» Goal of the exercise
Write out all of the data exactly as it appears.

» Dataset
• • •
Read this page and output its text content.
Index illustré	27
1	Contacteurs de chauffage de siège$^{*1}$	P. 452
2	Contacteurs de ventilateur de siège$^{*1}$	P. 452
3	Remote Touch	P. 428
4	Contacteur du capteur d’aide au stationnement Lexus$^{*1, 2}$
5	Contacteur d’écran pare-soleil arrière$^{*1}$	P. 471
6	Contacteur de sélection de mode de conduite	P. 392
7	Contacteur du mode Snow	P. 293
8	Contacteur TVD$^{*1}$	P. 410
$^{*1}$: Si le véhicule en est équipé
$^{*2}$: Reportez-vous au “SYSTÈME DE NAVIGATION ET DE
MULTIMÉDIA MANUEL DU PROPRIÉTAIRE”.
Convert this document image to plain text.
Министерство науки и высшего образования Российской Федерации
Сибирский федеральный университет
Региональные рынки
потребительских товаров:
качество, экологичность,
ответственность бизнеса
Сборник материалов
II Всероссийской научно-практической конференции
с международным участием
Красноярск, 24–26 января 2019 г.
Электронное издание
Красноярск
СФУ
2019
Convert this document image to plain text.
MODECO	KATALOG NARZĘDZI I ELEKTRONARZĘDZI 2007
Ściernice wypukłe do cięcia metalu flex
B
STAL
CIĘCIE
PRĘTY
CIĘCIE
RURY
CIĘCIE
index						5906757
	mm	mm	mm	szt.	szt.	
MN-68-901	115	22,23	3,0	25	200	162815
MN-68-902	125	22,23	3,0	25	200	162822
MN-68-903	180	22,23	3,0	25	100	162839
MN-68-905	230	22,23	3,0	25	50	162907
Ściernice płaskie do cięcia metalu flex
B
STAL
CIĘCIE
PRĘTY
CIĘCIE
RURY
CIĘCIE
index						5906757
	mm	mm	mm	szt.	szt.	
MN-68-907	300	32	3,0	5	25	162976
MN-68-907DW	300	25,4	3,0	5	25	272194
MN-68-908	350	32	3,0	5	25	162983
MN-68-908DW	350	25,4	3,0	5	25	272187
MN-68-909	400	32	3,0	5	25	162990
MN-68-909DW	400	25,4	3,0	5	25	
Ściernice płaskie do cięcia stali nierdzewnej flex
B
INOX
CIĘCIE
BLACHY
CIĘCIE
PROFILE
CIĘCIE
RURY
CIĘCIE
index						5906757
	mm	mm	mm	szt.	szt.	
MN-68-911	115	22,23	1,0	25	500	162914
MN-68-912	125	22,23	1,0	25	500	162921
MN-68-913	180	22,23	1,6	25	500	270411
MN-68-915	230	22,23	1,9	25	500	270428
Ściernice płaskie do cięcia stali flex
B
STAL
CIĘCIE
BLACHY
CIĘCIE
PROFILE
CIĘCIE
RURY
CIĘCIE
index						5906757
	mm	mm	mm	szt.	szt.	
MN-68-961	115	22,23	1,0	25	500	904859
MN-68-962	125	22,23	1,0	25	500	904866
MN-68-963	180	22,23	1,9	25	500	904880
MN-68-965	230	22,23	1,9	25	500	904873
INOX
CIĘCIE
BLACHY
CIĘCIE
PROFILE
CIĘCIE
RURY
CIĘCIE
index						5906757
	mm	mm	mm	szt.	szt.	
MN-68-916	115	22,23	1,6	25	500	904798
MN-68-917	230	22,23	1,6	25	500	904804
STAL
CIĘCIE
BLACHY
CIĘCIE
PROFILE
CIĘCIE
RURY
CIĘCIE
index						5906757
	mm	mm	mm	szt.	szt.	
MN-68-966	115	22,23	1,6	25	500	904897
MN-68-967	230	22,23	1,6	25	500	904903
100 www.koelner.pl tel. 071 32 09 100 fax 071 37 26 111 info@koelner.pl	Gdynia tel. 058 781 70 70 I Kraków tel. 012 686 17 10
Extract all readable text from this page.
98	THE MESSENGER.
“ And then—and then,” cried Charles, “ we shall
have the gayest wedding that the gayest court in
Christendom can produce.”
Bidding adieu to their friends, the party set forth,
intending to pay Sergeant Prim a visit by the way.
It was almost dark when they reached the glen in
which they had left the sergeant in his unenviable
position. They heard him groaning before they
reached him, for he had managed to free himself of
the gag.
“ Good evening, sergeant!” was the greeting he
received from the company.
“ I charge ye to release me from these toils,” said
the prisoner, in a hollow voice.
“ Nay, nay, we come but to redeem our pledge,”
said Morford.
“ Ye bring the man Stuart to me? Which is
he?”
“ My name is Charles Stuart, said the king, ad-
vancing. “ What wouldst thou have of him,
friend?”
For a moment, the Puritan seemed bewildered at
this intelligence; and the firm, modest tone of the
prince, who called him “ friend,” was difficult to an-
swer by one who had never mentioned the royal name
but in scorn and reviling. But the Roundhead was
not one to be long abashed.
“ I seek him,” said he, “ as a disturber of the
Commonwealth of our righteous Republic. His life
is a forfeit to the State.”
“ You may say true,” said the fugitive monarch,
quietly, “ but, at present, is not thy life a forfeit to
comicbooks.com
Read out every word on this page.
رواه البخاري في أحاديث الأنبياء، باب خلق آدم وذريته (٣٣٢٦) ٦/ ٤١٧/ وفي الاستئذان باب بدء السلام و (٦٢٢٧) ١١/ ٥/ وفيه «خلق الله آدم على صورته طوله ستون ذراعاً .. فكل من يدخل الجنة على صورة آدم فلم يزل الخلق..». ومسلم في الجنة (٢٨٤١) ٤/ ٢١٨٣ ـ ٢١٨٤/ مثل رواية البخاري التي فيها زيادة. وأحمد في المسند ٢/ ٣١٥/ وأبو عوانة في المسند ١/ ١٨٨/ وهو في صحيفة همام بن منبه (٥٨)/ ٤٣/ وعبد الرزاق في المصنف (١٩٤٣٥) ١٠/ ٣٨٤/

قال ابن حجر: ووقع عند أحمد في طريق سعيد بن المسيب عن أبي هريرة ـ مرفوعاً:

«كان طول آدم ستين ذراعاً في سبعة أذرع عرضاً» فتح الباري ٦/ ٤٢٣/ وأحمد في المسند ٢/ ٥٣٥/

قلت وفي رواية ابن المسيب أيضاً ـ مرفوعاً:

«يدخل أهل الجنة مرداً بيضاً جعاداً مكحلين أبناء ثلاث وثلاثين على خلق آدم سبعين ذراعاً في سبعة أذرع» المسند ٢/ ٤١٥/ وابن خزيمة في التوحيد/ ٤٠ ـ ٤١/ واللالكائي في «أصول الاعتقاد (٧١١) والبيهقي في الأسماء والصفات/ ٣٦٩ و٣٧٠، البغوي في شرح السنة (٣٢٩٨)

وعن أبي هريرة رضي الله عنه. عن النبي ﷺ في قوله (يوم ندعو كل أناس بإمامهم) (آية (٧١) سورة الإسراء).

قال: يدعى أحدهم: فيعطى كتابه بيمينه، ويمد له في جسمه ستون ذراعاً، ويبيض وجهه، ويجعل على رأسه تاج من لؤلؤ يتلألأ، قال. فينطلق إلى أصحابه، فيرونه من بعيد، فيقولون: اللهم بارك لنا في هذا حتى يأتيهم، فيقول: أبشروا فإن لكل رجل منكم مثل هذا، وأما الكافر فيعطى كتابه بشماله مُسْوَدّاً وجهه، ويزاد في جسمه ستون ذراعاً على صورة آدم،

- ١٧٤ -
• • •
» Task result
Read this page and output its text content.
Index illustré	27
1	Contacteurs de chauffage de siège$^{*1}$	P. 452
2	Contacteurs de ventilateur de siège$^{*1}$	P. 452
3	Remote Touch	P. 428
4	Contacteur du capteur d’aide au stationnement Lexus$^{*1, 2}$
5	Contacteur d’écran pare-soleil arrière$^{*1}$	P. 471
6	Contacteur de sélection de mode de conduite	P. 392
7	Contacteur du mode Snow	P. 293
8	Contacteur TVD$^{*1}$	P. 410
$^{*1}$: Si le véhicule en est équipé
$^{*2}$: Reportez-vous au “SYSTÈME DE NAVIGATION ET DE
MULTIMÉDIA MANUEL DU PROPRIÉTAIRE”.
Convert this document image to plain text.
Министерство науки и высшего образования Российской Федерации
Сибирский федеральный университет
Региональные рынки
потребительских товаров:
качество, экологичность,
ответственность бизнеса
Сборник материалов
II Всероссийской научно-практической конференции
с международным участием
Красноярск, 24–26 января 2019 г.
Электронное издание
Красноярск
СФУ
2019
Convert this document image to plain text.
MODECO	KATALOG NARZĘDZI I ELEKTRONARZĘDZI 2007
Ściernice wypukłe do cięcia metalu flex
B
STAL
CIĘCIE
PRĘTY
CIĘCIE
RURY
CIĘCIE
index						5906757
	mm	mm	mm	szt.	szt.	
MN-68-901	115	22,23	3,0	25	200	162815
MN-68-902	125	22,23	3,0	25	200	162822
MN-68-903	180	22,23	3,0	25	100	162839
MN-68-905	230	22,23	3,0	25	50	162907
Ściernice płaskie do cięcia metalu flex
B
STAL
CIĘCIE
PRĘTY
CIĘCIE
RURY
CIĘCIE
index						5906757
	mm	mm	mm	szt.	szt.	
MN-68-907	300	32	3,0	5	25	162976
MN-68-907DW	300	25,4	3,0	5	25	272194
MN-68-908	350	32	3,0	5	25	162983
MN-68-908DW	350	25,4	3,0	5	25	272187
MN-68-909	400	32	3,0	5	25	162990
MN-68-909DW	400	25,4	3,0	5	25	
Ściernice płaskie do cięcia stali nierdzewnej flex
B
INOX
CIĘCIE
BLACHY
CIĘCIE
PROFILE
CIĘCIE
RURY
CIĘCIE
index						5906757
	mm	mm	mm	szt.	szt.	
MN-68-911	115	22,23	1,0	25	500	162914
MN-68-912	125	22,23	1,0	25	500	162921
MN-68-913	180	22,23	1,6	25	500	270411
MN-68-915	230	22,23	1,9	25	500	270428
Ściernice płaskie do cięcia stali flex
B
STAL
CIĘCIE
BLACHY
CIĘCIE
PROFILE
CIĘCIE
RURY
CIĘCIE
index						5906757
	mm	mm	mm	szt.	szt.	
MN-68-961	115	22,23	1,0	25	500	904859
MN-68-962	125	22,23	1,0	25	500	904866
MN-68-963	180	22,23	1,9	25	500	904880
MN-68-965	230	22,23	1,9	25	500	904873
INOX
CIĘCIE
BLACHY
CIĘCIE
PROFILE
CIĘCIE
RURY
CIĘCIE
index						5906757
	mm	mm	mm	szt.	szt.	
MN-68-916	115	22,23	1,6	25	500	904798
MN-68-917	230	22,23	1,6	25	500	904804
STAL
CIĘCIE
BLACHY
CIĘCIE
PROFILE
CIĘCIE
RURY
CIĘCIE
index						5906757
	mm	mm	mm	szt.	szt.	
MN-68-966	115	22,23	1,6	25	500	904897
MN-68-967	230	22,23	1,6	25	500	904903
100 www.koelner.pl tel. 071 32 09 100 fax 071 37 26 111 info@koelner.pl	Gdynia tel. 058 781 70 70 I Kraków tel. 012 686 17 10
Extract all readable text from this page.
98	THE MESSENGER.
“ And then—and then,” cried Charles, “ we shall
have the gayest wedding that the gayest court in
Christendom can produce.”
Bidding adieu to their friends, the party set forth,
intending to pay Sergeant Prim a visit by the way.
It was almost dark when they reached the glen in
which they had left the sergeant in his unenviable
position. They heard him groaning before they
reached him, for he had managed to free himself of
the gag.
“ Good evening, sergeant!” was the greeting he
received from the company.
“ I charge ye to release me from these toils,” said
the prisoner, in a hollow voice.
“ Nay, nay, we come but to redeem our pledge,”
said Morford.
“ Ye bring the man Stuart to me? Which is
he?”
“ My name is Charles Stuart, said the king, ad-
vancing. “ What wouldst thou have of him,
friend?”
For a moment, the Puritan seemed bewildered at
this intelligence; and the firm, modest tone of the
prince, who called him “ friend,” was difficult to an-
swer by one who had never mentioned the royal name
but in scorn and reviling. But the Roundhead was
not one to be long abashed.
“ I seek him,” said he, “ as a disturber of the
Commonwealth of our righteous Republic. His life
is a forfeit to the State.”
“ You may say true,” said the fugitive monarch,
quietly, “ but, at present, is not thy life a forfeit to
comicbooks.com
Read out every word on this page.
رواه البخاري في أحاديث الأنبياء، باب خلق آدم وذريته (٣٣٢٦) ٦/ ٤١٧/ وفي الاستئذان باب بدء السلام و (٦٢٢٧) ١١/ ٥/ وفيه «خلق الله آدم على صورته طوله ستون ذراعاً .. فكل من يدخل الجنة على صورة آدم فلم يزل الخلق..». ومسلم في الجنة (٢٨٤١) ٤/ ٢١٨٣ ـ ٢١٨٤/ مثل رواية البخاري التي فيها زيادة. وأحمد في المسند ٢/ ٣١٥/ وأبو عوانة في المسند ١/ ١٨٨/ وهو في صحيفة همام بن منبه (٥٨)/ ٤٣/ وعبد الرزاق في المصنف (١٩٤٣٥) ١٠/ ٣٨٤/

قال ابن حجر: ووقع عند أحمد في طريق سعيد بن المسيب عن أبي هريرة ـ مرفوعاً:

«كان طول آدم ستين ذراعاً في سبعة أذرع عرضاً» فتح الباري ٦/ ٤٢٣/ وأحمد في المسند ٢/ ٥٣٥/

قلت وفي رواية ابن المسيب أيضاً ـ مرفوعاً:

«يدخل أهل الجنة مرداً بيضاً جعاداً مكحلين أبناء ثلاث وثلاثين على خلق آدم سبعين ذراعاً في سبعة أذرع» المسند ٢/ ٤١٥/ وابن خزيمة في التوحيد/ ٤٠ ـ ٤١/ واللالكائي في «أصول الاعتقاد (٧١١) والبيهقي في الأسماء والصفات/ ٣٦٩ و٣٧٠، البغوي في شرح السنة (٣٢٩٨)

وعن أبي هريرة رضي الله عنه. عن النبي ﷺ في قوله (يوم ندعو كل أناس بإمامهم) (آية (٧١) سورة الإسراء).

قال: يدعى أحدهم: فيعطى كتابه بيمينه، ويمد له في جسمه ستون ذراعاً، ويبيض وجهه، ويجعل على رأسه تاج من لؤلؤ يتلألأ، قال. فينطلق إلى أصحابه، فيرونه من بعيد، فيقولون: اللهم بارك لنا في هذا حتى يأتيهم، فيقول: أبشروا فإن لكل رجل منكم مثل هذا، وأما الكافر فيعطى كتابه بشماله مُسْوَدّاً وجهه، ويزاد في جسمه ستون ذراعاً على صورة آدم،

- ١٧٤ -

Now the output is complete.